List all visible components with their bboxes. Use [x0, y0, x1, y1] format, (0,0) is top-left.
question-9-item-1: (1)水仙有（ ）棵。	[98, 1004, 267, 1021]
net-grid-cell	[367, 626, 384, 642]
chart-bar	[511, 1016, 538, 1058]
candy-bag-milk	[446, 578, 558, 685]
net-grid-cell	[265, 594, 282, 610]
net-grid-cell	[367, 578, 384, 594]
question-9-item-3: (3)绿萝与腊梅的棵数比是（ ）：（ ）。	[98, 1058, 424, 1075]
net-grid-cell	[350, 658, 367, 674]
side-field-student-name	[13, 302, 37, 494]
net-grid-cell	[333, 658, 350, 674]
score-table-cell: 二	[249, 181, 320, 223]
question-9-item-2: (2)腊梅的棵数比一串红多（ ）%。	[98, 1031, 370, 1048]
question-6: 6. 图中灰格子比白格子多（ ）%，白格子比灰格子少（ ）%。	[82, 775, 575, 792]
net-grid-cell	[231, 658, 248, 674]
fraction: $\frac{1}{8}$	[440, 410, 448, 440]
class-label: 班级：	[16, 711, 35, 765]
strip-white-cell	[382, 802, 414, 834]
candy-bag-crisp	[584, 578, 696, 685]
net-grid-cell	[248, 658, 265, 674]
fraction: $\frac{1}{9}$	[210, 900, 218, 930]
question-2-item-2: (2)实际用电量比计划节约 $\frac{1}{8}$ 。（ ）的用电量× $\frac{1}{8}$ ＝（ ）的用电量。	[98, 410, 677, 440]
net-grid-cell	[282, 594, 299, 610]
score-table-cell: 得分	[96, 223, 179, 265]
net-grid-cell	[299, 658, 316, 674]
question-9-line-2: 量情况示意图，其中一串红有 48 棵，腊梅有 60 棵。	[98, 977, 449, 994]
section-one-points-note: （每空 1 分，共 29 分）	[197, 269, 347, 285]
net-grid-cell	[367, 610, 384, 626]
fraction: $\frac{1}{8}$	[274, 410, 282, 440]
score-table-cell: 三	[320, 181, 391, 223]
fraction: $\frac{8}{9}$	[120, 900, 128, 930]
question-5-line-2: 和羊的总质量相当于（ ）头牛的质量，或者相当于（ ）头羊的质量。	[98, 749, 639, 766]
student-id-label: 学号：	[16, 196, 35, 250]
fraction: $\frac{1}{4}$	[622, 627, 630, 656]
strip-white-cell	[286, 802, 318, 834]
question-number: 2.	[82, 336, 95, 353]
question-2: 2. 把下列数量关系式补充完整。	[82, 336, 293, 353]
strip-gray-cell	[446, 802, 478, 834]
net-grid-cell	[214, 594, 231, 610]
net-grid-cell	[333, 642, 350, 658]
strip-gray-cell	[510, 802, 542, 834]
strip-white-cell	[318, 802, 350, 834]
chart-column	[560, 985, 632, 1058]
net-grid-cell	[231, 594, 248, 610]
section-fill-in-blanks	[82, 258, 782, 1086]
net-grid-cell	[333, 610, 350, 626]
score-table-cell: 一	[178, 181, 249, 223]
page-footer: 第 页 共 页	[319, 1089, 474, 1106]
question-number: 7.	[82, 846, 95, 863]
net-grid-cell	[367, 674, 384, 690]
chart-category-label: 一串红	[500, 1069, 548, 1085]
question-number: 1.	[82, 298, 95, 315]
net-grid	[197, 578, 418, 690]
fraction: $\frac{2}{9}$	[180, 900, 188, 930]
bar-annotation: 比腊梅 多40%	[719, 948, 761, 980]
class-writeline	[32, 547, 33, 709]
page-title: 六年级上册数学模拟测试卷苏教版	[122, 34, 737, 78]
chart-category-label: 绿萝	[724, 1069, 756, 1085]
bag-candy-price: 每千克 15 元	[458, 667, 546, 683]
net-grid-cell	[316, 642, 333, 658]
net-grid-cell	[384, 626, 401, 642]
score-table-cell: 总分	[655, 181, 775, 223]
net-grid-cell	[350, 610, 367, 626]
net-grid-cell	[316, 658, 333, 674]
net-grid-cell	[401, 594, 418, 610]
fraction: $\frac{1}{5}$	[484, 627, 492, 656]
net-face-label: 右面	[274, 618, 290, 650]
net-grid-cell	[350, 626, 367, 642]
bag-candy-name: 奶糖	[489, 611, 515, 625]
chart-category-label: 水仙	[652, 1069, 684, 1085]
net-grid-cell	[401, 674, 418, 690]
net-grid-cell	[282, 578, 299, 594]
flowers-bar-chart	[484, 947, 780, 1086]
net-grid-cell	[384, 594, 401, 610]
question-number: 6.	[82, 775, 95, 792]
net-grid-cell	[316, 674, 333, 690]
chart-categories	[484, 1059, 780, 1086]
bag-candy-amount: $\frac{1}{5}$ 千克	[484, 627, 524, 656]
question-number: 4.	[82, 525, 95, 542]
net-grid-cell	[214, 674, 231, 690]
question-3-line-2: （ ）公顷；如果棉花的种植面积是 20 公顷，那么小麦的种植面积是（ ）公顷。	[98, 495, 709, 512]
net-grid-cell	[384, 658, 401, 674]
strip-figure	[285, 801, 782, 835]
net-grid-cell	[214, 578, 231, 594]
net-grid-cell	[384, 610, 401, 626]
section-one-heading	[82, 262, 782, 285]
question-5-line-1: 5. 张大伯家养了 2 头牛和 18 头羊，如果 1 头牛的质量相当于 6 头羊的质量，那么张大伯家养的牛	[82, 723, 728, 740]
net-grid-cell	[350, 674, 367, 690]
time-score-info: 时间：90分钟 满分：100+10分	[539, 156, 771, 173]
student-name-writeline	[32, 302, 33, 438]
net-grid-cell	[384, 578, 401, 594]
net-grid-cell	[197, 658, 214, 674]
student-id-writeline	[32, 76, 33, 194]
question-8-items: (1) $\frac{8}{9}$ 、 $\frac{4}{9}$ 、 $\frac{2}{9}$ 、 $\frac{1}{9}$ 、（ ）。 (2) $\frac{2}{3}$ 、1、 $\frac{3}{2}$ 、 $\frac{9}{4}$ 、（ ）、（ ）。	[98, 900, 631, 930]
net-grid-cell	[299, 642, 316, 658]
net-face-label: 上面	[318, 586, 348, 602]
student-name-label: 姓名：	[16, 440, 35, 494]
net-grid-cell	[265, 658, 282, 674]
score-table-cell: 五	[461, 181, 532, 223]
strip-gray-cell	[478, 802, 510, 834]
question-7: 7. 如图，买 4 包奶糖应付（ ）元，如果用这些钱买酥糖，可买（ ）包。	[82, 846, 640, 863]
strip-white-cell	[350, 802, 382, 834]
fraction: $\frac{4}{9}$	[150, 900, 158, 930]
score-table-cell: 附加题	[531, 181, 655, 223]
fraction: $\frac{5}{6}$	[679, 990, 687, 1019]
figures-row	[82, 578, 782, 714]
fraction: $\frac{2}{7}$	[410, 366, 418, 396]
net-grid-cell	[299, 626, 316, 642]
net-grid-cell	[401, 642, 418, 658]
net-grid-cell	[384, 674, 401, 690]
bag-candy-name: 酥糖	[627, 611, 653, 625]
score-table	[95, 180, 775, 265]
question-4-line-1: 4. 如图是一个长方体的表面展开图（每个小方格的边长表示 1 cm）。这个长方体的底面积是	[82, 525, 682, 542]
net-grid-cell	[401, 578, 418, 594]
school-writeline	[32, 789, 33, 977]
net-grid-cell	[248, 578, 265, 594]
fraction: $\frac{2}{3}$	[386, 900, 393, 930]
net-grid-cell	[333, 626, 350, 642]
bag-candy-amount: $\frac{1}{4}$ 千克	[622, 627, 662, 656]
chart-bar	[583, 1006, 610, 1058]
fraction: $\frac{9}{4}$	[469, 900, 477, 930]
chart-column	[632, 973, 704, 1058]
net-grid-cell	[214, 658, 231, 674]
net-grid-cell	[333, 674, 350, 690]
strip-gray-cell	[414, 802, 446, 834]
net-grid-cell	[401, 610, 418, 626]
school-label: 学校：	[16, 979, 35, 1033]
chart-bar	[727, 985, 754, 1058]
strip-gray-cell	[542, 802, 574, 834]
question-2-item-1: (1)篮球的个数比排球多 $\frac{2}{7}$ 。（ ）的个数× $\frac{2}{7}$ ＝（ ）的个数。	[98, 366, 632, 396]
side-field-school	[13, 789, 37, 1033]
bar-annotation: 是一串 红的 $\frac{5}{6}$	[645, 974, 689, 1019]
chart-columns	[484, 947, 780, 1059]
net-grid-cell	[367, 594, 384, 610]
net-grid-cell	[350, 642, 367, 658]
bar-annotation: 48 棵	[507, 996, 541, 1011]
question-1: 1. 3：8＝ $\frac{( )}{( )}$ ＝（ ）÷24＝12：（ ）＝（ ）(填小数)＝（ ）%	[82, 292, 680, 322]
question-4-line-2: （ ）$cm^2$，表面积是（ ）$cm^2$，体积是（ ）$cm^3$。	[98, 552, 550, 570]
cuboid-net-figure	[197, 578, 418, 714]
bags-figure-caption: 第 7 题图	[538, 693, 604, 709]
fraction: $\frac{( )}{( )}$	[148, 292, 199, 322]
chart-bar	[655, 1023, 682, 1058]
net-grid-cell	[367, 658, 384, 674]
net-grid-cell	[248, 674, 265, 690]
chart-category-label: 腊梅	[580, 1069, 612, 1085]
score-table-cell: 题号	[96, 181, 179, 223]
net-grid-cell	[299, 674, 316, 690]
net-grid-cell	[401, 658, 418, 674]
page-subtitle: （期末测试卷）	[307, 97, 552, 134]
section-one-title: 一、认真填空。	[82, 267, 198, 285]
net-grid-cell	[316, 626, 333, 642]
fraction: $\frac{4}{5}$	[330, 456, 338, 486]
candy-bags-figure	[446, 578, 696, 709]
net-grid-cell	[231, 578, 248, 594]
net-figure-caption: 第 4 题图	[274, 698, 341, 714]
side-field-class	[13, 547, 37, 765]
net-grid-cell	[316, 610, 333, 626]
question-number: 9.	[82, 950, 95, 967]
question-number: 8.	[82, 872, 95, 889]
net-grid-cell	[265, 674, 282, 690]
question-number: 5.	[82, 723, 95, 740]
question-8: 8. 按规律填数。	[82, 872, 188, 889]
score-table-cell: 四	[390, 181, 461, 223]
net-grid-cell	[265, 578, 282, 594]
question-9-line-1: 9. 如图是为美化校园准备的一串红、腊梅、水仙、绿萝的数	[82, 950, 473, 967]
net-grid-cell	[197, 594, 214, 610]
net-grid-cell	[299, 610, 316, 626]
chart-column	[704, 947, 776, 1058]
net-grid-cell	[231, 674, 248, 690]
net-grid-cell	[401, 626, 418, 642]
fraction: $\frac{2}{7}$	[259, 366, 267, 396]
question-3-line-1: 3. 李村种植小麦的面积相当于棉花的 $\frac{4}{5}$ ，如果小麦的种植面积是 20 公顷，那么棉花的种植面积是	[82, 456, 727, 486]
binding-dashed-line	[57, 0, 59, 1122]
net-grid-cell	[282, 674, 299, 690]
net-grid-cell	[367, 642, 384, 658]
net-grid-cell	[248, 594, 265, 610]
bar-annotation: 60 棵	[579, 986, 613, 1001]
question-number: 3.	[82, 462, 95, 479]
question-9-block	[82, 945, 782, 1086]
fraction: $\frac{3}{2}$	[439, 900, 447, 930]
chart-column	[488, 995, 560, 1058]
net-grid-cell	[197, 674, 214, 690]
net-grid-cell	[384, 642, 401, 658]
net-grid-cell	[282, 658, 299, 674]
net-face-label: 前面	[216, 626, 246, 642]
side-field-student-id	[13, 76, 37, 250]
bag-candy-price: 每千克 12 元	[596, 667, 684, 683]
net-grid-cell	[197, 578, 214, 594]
____
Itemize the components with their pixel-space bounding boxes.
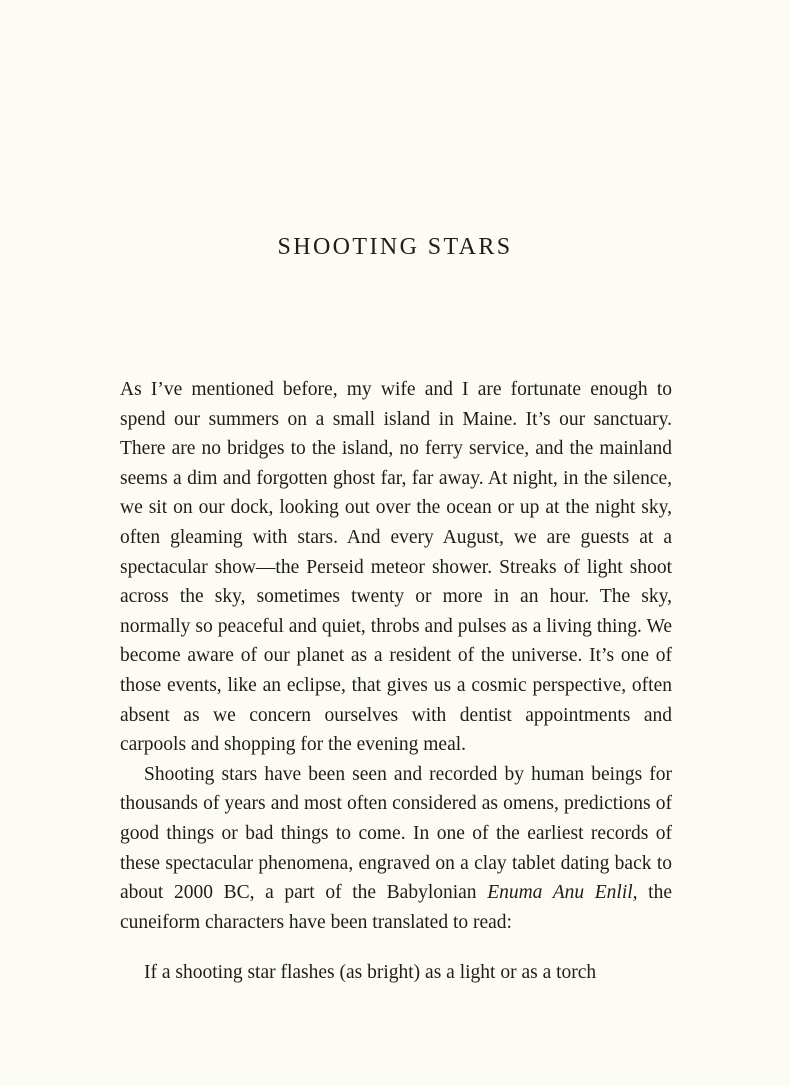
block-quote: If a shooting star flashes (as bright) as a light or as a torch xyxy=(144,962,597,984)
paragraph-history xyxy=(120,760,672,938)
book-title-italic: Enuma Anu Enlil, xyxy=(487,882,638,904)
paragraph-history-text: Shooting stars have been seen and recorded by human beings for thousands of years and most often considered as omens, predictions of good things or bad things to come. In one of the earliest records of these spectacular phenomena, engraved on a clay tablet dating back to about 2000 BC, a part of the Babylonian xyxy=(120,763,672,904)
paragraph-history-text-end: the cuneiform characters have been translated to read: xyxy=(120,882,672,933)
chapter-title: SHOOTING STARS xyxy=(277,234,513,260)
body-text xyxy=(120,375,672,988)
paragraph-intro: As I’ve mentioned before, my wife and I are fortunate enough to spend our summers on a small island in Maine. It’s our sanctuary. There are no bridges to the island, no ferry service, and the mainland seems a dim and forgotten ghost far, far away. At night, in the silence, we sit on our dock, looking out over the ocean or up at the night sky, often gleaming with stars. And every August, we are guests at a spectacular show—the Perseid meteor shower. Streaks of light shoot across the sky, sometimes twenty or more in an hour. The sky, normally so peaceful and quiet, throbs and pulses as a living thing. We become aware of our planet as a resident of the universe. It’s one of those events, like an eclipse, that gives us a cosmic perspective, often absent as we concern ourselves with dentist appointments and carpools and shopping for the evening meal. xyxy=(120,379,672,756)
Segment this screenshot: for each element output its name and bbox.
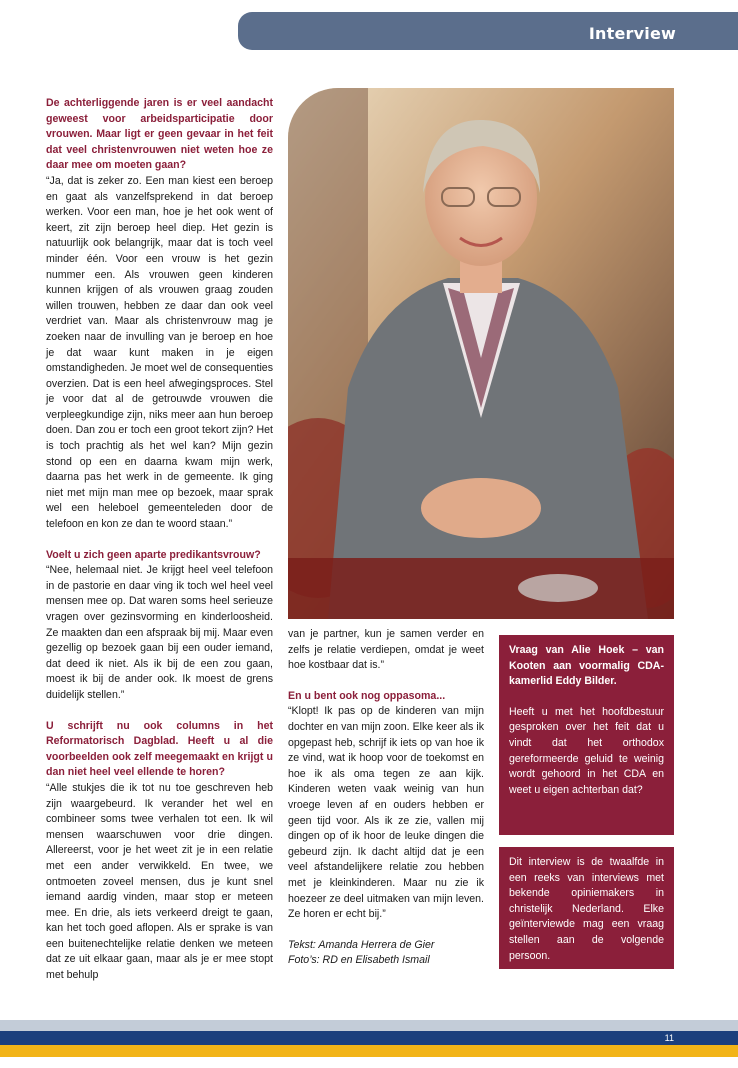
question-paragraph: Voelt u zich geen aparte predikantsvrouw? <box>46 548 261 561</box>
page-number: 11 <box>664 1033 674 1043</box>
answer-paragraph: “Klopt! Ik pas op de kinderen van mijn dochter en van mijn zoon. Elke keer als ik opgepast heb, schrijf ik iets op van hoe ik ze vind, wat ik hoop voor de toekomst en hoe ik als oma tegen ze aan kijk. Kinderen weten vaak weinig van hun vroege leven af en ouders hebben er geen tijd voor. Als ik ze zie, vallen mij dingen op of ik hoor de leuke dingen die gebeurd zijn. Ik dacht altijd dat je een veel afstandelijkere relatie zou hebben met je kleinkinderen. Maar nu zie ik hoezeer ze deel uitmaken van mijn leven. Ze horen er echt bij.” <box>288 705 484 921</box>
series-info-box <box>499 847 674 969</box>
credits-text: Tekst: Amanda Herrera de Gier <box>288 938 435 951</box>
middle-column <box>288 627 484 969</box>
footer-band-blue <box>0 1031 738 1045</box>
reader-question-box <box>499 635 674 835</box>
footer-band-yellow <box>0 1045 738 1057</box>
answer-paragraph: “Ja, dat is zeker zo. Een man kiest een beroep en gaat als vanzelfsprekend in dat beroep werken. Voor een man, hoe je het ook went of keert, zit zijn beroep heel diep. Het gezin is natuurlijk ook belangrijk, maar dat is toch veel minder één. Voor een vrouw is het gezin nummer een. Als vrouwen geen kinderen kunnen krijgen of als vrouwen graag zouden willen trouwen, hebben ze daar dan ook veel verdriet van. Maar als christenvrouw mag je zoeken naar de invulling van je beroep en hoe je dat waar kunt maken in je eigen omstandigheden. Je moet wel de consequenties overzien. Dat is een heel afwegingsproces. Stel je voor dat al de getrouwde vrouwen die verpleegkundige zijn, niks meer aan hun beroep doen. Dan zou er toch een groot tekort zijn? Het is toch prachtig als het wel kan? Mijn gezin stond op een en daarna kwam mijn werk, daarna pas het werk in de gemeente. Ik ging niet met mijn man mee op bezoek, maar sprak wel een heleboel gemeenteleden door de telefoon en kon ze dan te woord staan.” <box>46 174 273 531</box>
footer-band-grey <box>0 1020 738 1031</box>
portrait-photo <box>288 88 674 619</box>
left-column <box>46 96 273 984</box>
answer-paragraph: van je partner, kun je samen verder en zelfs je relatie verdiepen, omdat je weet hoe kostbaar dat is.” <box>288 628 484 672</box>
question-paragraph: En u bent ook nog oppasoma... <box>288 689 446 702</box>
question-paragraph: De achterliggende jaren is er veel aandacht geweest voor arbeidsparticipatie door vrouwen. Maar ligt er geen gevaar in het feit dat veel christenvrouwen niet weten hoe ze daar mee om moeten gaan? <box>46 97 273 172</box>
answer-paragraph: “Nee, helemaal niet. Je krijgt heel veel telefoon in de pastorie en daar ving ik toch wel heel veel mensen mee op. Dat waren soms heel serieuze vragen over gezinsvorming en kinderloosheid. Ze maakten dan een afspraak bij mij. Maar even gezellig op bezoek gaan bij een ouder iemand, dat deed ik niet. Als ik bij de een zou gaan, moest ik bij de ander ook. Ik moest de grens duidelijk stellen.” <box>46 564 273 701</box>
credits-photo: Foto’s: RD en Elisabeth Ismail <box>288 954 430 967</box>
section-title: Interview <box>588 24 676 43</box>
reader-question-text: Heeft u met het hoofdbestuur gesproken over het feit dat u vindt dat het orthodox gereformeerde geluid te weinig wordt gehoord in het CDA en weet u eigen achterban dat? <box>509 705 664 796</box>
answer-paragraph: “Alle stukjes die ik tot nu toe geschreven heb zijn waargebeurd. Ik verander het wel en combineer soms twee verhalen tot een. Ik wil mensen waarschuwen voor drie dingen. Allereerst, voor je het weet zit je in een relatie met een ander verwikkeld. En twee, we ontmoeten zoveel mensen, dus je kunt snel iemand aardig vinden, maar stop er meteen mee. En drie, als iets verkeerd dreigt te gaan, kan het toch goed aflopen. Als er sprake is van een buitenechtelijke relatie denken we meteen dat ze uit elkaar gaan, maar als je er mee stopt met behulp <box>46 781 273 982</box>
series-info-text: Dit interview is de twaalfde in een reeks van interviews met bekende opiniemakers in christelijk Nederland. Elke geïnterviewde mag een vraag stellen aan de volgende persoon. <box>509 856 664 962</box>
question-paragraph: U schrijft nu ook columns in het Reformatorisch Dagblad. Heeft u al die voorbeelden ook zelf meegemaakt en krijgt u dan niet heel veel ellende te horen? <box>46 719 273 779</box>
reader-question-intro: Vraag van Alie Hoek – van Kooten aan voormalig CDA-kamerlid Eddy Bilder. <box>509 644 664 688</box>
____
## PROBLEM STATEMENT
Please return the records word for word, starting with the line that contains "List all visible" and going on through the line that contains "900, 218, 930]", both lines included.

## ANSWER IN FULL
List all visible components with their bboxes. Use [x0, y0, x1, y1] format, (0,0) is top-left.
question-9-item-1: (1)水仙有（ ）棵。	[98, 1004, 267, 1021]
net-grid-cell	[367, 626, 384, 642]
chart-bar	[511, 1016, 538, 1058]
candy-bag-milk	[446, 578, 558, 685]
net-grid-cell	[265, 594, 282, 610]
net-grid-cell	[367, 578, 384, 594]
question-9-item-3: (3)绿萝与腊梅的棵数比是（ ）：（ ）。	[98, 1058, 424, 1075]
net-grid-cell	[350, 658, 367, 674]
side-field-student-name	[13, 302, 37, 494]
net-grid-cell	[333, 658, 350, 674]
score-table-cell: 二	[249, 181, 320, 223]
question-9-item-2: (2)腊梅的棵数比一串红多（ ）%。	[98, 1031, 370, 1048]
question-6: 6. 图中灰格子比白格子多（ ）%，白格子比灰格子少（ ）%。	[82, 775, 575, 792]
net-grid-cell	[231, 658, 248, 674]
fraction: $\frac{1}{8}$	[440, 410, 448, 440]
class-label: 班级：	[16, 711, 35, 765]
strip-white-cell	[382, 802, 414, 834]
candy-bag-crisp	[584, 578, 696, 685]
net-grid-cell	[248, 658, 265, 674]
fraction: $\frac{1}{9}$	[210, 900, 218, 930]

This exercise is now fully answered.